──────── RECORDS ────────
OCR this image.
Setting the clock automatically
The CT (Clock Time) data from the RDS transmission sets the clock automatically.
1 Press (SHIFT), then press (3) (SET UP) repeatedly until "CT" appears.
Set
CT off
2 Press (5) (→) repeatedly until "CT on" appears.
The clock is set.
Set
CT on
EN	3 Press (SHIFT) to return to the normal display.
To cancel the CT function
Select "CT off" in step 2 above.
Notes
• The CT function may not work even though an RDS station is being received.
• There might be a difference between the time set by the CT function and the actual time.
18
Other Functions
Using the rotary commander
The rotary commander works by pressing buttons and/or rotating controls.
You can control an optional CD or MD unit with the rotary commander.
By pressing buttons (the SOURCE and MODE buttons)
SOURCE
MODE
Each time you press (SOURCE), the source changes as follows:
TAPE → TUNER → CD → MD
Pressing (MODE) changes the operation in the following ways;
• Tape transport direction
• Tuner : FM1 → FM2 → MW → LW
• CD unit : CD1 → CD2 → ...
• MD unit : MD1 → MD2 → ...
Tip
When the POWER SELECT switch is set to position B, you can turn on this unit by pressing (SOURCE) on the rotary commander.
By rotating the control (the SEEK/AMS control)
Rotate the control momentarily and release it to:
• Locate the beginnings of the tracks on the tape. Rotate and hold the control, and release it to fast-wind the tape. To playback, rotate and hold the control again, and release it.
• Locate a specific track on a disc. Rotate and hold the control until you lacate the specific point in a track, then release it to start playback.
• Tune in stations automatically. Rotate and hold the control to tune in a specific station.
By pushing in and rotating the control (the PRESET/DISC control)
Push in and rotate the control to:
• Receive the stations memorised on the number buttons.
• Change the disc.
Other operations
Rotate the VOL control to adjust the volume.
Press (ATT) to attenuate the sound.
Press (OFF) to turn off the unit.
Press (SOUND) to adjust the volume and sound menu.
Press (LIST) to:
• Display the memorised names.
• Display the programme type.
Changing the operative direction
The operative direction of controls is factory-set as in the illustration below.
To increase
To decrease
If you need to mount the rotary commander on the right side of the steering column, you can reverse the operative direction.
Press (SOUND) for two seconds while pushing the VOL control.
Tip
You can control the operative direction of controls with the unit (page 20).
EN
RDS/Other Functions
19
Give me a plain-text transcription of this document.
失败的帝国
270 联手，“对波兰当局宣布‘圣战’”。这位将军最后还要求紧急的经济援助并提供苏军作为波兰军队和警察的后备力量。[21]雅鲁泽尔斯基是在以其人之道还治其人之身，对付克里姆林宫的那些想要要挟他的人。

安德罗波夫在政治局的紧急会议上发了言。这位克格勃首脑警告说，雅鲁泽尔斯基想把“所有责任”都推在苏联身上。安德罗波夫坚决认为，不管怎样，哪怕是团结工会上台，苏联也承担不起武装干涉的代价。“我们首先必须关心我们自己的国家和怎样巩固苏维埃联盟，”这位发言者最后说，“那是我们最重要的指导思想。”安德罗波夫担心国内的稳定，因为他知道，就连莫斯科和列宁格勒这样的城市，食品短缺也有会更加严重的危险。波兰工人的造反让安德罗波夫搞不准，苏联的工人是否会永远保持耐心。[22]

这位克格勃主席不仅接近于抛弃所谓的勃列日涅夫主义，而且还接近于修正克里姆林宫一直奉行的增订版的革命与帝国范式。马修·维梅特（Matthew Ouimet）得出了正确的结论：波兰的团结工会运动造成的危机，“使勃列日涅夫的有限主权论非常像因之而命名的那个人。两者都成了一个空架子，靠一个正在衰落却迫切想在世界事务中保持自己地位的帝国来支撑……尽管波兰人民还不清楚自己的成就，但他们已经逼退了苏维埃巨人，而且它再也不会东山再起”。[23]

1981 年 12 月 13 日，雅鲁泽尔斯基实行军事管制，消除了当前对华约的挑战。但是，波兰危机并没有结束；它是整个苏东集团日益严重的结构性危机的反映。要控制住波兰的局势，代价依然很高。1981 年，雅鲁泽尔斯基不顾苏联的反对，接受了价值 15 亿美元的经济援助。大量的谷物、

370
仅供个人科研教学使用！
────────
- _WRITTEN EXERCISE_
Write out the entire listing exactly.

- _ANSWER FOR THE TASK_
OCR this image.
Setting the clock automatically
The CT (Clock Time) data from the RDS transmission sets the clock automatically.
1 Press (SHIFT), then press (3) (SET UP) repeatedly until "CT" appears.
Set
CT off
2 Press (5) (→) repeatedly until "CT on" appears.
The clock is set.
Set
CT on
EN	3 Press (SHIFT) to return to the normal display.
To cancel the CT function
Select "CT off" in step 2 above.
Notes
• The CT function may not work even though an RDS station is being received.
• There might be a difference between the time set by the CT function and the actual time.
18
Other Functions
Using the rotary commander
The rotary commander works by pressing buttons and/or rotating controls.
You can control an optional CD or MD unit with the rotary commander.
By pressing buttons (the SOURCE and MODE buttons)
SOURCE
MODE
Each time you press (SOURCE), the source changes as follows:
TAPE → TUNER → CD → MD
Pressing (MODE) changes the operation in the following ways;
• Tape transport direction
• Tuner : FM1 → FM2 → MW → LW
• CD unit : CD1 → CD2 → ...
• MD unit : MD1 → MD2 → ...
Tip
When the POWER SELECT switch is set to position B, you can turn on this unit by pressing (SOURCE) on the rotary commander.
By rotating the control (the SEEK/AMS control)
Rotate the control momentarily and release it to:
• Locate the beginnings of the tracks on the tape. Rotate and hold the control, and release it to fast-wind the tape. To playback, rotate and hold the control again, and release it.
• Locate a specific track on a disc. Rotate and hold the control until you lacate the specific point in a track, then release it to start playback.
• Tune in stations automatically. Rotate and hold the control to tune in a specific station.
By pushing in and rotating the control (the PRESET/DISC control)
Push in and rotate the control to:
• Receive the stations memorised on the number buttons.
• Change the disc.
Other operations
Rotate the VOL control to adjust the volume.
Press (ATT) to attenuate the sound.
Press (OFF) to turn off the unit.
Press (SOUND) to adjust the volume and sound menu.
Press (LIST) to:
• Display the memorised names.
• Display the programme type.
Changing the operative direction
The operative direction of controls is factory-set as in the illustration below.
To increase
To decrease
If you need to mount the rotary commander on the right side of the steering column, you can reverse the operative direction.
Press (SOUND) for two seconds while pushing the VOL control.
Tip
You can control the operative direction of controls with the unit (page 20).
EN
RDS/Other Functions
19
Give me a plain-text transcription of this document.
失败的帝国
270 联手，“对波兰当局宣布‘圣战’”。这位将军最后还要求紧急的经济援助并提供苏军作为波兰军队和警察的后备力量。[21]雅鲁泽尔斯基是在以其人之道还治其人之身，对付克里姆林宫的那些想要要挟他的人。

安德罗波夫在政治局的紧急会议上发了言。这位克格勃首脑警告说，雅鲁泽尔斯基想把“所有责任”都推在苏联身上。安德罗波夫坚决认为，不管怎样，哪怕是团结工会上台，苏联也承担不起武装干涉的代价。“我们首先必须关心我们自己的国家和怎样巩固苏维埃联盟，”这位发言者最后说，“那是我们最重要的指导思想。”安德罗波夫担心国内的稳定，因为他知道，就连莫斯科和列宁格勒这样的城市，食品短缺也有会更加严重的危险。波兰工人的造反让安德罗波夫搞不准，苏联的工人是否会永远保持耐心。[22]

这位克格勃主席不仅接近于抛弃所谓的勃列日涅夫主义，而且还接近于修正克里姆林宫一直奉行的增订版的革命与帝国范式。马修·维梅特（Matthew Ouimet）得出了正确的结论：波兰的团结工会运动造成的危机，“使勃列日涅夫的有限主权论非常像因之而命名的那个人。两者都成了一个空架子，靠一个正在衰落却迫切想在世界事务中保持自己地位的帝国来支撑……尽管波兰人民还不清楚自己的成就，但他们已经逼退了苏维埃巨人，而且它再也不会东山再起”。[23]

1981 年 12 月 13 日，雅鲁泽尔斯基实行军事管制，消除了当前对华约的挑战。但是，波兰危机并没有结束；它是整个苏东集团日益严重的结构性危机的反映。要控制住波兰的局势，代价依然很高。1981 年，雅鲁泽尔斯基不顾苏联的反对，接受了价值 15 亿美元的经济援助。大量的谷物、

370
仅供个人科研教学使用！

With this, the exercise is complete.